• [HOW TO COMPLETE THIS TASK] How many lines in the records below contain "Shinya"? Answer with the number alone.

• [DATA]
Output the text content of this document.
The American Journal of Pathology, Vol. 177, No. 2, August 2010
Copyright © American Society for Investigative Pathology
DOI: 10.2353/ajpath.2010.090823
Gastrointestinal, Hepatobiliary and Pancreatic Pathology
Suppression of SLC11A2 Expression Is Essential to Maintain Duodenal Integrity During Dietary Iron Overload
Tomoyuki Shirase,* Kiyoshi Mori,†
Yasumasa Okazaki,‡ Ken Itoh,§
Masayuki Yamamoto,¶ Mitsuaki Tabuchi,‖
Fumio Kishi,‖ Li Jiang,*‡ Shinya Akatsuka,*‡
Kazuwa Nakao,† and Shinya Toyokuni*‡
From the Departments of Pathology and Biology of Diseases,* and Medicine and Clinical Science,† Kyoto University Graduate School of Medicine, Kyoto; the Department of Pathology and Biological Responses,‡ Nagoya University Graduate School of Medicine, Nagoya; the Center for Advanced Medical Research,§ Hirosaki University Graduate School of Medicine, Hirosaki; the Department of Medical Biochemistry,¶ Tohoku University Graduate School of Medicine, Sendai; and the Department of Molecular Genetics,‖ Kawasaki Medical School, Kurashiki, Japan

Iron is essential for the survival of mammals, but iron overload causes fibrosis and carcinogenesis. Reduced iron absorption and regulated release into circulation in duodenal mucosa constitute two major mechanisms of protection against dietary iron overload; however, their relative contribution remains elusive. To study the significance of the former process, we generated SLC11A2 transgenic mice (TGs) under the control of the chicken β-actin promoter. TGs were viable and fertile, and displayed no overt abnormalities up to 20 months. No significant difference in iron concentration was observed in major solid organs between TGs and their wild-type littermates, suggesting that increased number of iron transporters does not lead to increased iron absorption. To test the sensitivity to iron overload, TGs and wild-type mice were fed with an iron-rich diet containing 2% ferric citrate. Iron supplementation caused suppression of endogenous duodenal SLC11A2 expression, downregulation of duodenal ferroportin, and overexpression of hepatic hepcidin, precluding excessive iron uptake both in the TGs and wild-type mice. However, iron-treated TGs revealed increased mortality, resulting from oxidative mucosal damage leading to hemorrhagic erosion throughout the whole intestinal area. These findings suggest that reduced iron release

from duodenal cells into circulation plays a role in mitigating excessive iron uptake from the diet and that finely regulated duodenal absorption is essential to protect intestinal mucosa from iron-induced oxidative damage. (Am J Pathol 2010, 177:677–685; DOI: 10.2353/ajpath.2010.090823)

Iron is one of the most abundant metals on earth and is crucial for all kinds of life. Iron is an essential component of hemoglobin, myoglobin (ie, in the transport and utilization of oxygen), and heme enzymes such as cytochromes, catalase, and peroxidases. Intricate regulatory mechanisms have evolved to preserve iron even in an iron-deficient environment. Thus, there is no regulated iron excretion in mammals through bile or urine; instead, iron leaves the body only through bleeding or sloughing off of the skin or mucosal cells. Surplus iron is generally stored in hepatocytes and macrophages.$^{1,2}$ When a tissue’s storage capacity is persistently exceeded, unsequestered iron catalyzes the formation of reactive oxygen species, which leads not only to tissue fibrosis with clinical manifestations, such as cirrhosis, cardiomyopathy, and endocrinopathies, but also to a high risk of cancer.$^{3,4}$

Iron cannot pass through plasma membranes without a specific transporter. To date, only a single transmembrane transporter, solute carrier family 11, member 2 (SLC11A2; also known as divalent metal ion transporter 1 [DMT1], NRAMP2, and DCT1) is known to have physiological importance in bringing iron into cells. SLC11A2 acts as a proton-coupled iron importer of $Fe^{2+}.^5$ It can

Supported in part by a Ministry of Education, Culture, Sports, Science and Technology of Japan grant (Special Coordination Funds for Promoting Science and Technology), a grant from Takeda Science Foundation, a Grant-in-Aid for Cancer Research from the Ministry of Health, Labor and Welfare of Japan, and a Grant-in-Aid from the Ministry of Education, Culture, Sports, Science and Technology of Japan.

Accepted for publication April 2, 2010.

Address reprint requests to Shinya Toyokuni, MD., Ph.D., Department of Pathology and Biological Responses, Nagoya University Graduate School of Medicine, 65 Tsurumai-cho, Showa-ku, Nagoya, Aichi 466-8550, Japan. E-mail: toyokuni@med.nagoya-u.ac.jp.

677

---

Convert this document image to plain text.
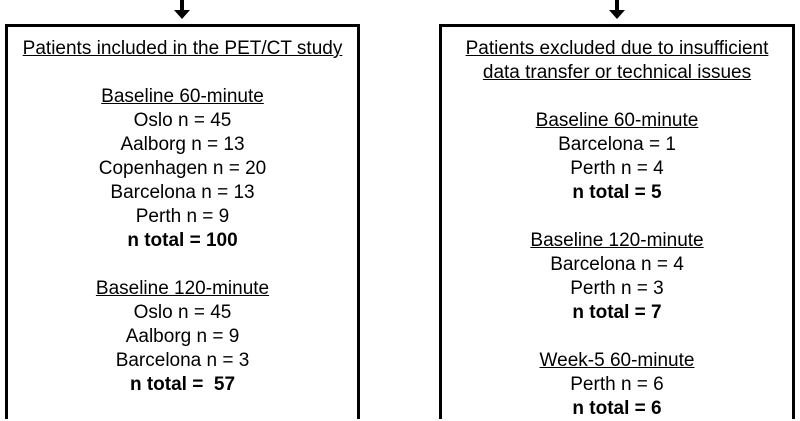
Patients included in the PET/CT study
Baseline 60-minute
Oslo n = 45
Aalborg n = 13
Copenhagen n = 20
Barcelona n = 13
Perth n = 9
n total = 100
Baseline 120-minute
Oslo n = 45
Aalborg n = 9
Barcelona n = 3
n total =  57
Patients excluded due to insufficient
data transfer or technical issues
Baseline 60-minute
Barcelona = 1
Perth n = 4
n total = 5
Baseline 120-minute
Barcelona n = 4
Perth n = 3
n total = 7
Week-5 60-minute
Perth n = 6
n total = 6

...

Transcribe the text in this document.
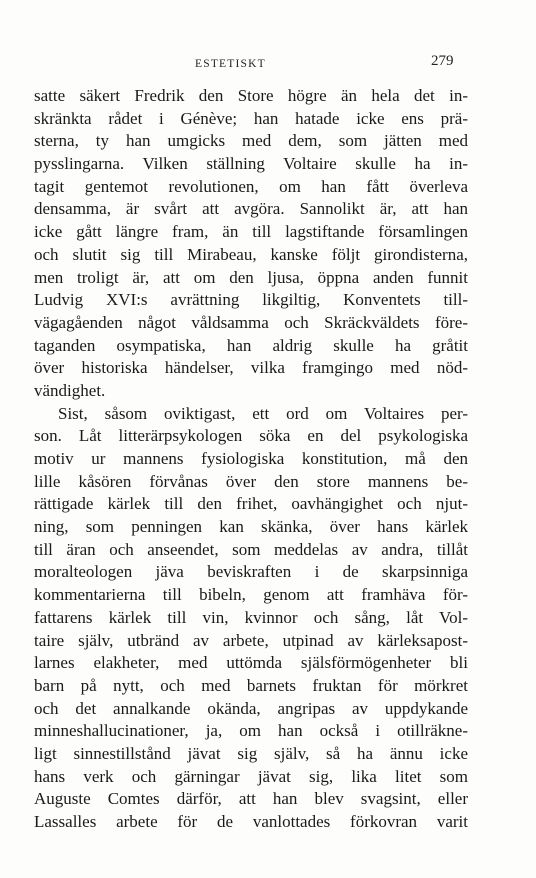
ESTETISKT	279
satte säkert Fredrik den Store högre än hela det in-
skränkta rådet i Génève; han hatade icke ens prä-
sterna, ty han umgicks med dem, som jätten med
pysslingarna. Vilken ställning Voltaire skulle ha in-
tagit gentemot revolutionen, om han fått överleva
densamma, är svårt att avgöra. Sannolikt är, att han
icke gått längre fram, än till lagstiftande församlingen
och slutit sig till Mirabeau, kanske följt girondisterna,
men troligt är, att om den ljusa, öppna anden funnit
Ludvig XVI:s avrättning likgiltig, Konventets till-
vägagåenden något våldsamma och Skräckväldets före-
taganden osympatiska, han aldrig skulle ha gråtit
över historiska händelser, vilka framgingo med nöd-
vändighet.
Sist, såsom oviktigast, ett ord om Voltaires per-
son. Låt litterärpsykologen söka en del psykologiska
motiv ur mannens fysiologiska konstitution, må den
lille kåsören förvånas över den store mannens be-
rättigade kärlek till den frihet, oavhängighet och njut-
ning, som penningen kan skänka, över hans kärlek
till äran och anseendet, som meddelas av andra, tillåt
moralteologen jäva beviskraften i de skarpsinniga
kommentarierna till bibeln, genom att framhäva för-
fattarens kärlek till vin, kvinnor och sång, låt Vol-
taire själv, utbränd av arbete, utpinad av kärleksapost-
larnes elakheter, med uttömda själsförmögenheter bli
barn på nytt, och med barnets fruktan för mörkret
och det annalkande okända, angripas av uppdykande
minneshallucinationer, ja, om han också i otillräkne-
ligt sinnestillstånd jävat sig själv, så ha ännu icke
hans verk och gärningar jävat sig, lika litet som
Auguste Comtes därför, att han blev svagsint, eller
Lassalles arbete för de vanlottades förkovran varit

• [RESULT OF THIS EXERCISE] 3